> **Data excerpts**:
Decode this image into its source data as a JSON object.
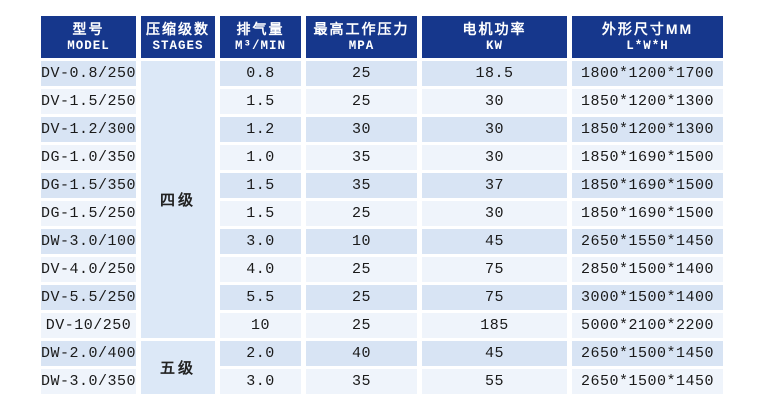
{
  "table": {
    "columns": [
      {
        "zh": "型号",
        "en": "MODEL"
      },
      {
        "zh": "压缩级数",
        "en": "STAGES"
      },
      {
        "zh": "排气量",
        "en": "M³/MIN"
      },
      {
        "zh": "最高工作压力",
        "en": "MPA"
      },
      {
        "zh": "电机功率",
        "en": "KW"
      },
      {
        "zh": "外形尺寸MM",
        "en": "L*W*H"
      }
    ],
    "stage_groups": [
      {
        "label": "四级",
        "row_span": 10
      },
      {
        "label": "五级",
        "row_span": 2
      }
    ],
    "rows": [
      {
        "model": "DV-0.8/250",
        "displacement": "0.8",
        "pressure": "25",
        "power": "18.5",
        "dimensions": "1800*1200*1700"
      },
      {
        "model": "DV-1.5/250",
        "displacement": "1.5",
        "pressure": "25",
        "power": "30",
        "dimensions": "1850*1200*1300"
      },
      {
        "model": "DV-1.2/300",
        "displacement": "1.2",
        "pressure": "30",
        "power": "30",
        "dimensions": "1850*1200*1300"
      },
      {
        "model": "DG-1.0/350",
        "displacement": "1.0",
        "pressure": "35",
        "power": "30",
        "dimensions": "1850*1690*1500"
      },
      {
        "model": "DG-1.5/350",
        "displacement": "1.5",
        "pressure": "35",
        "power": "37",
        "dimensions": "1850*1690*1500"
      },
      {
        "model": "DG-1.5/250",
        "displacement": "1.5",
        "pressure": "25",
        "power": "30",
        "dimensions": "1850*1690*1500"
      },
      {
        "model": "DW-3.0/100",
        "displacement": "3.0",
        "pressure": "10",
        "power": "45",
        "dimensions": "2650*1550*1450"
      },
      {
        "model": "DV-4.0/250",
        "displacement": "4.0",
        "pressure": "25",
        "power": "75",
        "dimensions": "2850*1500*1400"
      },
      {
        "model": "DV-5.5/250",
        "displacement": "5.5",
        "pressure": "25",
        "power": "75",
        "dimensions": "3000*1500*1400"
      },
      {
        "model": "DV-10/250",
        "displacement": "10",
        "pressure": "25",
        "power": "185",
        "dimensions": "5000*2100*2200"
      },
      {
        "model": "DW-2.0/400",
        "displacement": "2.0",
        "pressure": "40",
        "power": "45",
        "dimensions": "2650*1500*1450"
      },
      {
        "model": "DW-3.0/350",
        "displacement": "3.0",
        "pressure": "35",
        "power": "55",
        "dimensions": "2650*1500*1450"
      }
    ]
  },
  "colors": {
    "header_bg": "#16378c",
    "header_text": "#ffffff",
    "row_odd_bg": "#d8e4f4",
    "row_even_bg": "#eff4fb",
    "stage_cell_bg": "#dce8f7",
    "body_text": "#1a1a1a",
    "page_bg": "#ffffff"
  }
}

> **Work to complete**:
Repeat the data exactly in full, omitting its pictures.

> **The reply**:
Decode this image into its source data as a JSON object.
{
  "table": {
    "columns": [
      {
        "zh": "型号",
        "en": "MODEL"
      },
      {
        "zh": "压缩级数",
        "en": "STAGES"
      },
      {
        "zh": "排气量",
        "en": "M³/MIN"
      },
      {
        "zh": "最高工作压力",
        "en": "MPA"
      },
      {
        "zh": "电机功率",
        "en": "KW"
      },
      {
        "zh": "外形尺寸MM",
        "en": "L*W*H"
      }
    ],
    "stage_groups": [
      {
        "label": "四级",
        "row_span": 10
      },
      {
        "label": "五级",
        "row_span": 2
      }
    ],
    "rows": [
      {
        "model": "DV-0.8/250",
        "displacement": "0.8",
        "pressure": "25",
        "power": "18.5",
        "dimensions": "1800*1200*1700"
      },
      {
        "model": "DV-1.5/250",
        "displacement": "1.5",
        "pressure": "25",
        "power": "30",
        "dimensions": "1850*1200*1300"
      },
      {
        "model": "DV-1.2/300",
        "displacement": "1.2",
        "pressure": "30",
        "power": "30",
        "dimensions": "1850*1200*1300"
      },
      {
        "model": "DG-1.0/350",
        "displacement": "1.0",
        "pressure": "35",
        "power": "30",
        "dimensions": "1850*1690*1500"
      },
      {
        "model": "DG-1.5/350",
        "displacement": "1.5",
        "pressure": "35",
        "power": "37",
        "dimensions": "1850*1690*1500"
      },
      {
        "model": "DG-1.5/250",
        "displacement": "1.5",
        "pressure": "25",
        "power": "30",
        "dimensions": "1850*1690*1500"
      },
      {
        "model": "DW-3.0/100",
        "displacement": "3.0",
        "pressure": "10",
        "power": "45",
        "dimensions": "2650*1550*1450"
      },
      {
        "model": "DV-4.0/250",
        "displacement": "4.0",
        "pressure": "25",
        "power": "75",
        "dimensions": "2850*1500*1400"
      },
      {
        "model": "DV-5.5/250",
        "displacement": "5.5",
        "pressure": "25",
        "power": "75",
        "dimensions": "3000*1500*1400"
      },
      {
        "model": "DV-10/250",
        "displacement": "10",
        "pressure": "25",
        "power": "185",
        "dimensions": "5000*2100*2200"
      },
      {
        "model": "DW-2.0/400",
        "displacement": "2.0",
        "pressure": "40",
        "power": "45",
        "dimensions": "2650*1500*1450"
      },
      {
        "model": "DW-3.0/350",
        "displacement": "3.0",
        "pressure": "35",
        "power": "55",
        "dimensions": "2650*1500*1450"
      }
    ]
  },
  "colors": {
    "header_bg": "#16378c",
    "header_text": "#ffffff",
    "row_odd_bg": "#d8e4f4",
    "row_even_bg": "#eff4fb",
    "stage_cell_bg": "#dce8f7",
    "body_text": "#1a1a1a",
    "page_bg": "#ffffff"
  }
}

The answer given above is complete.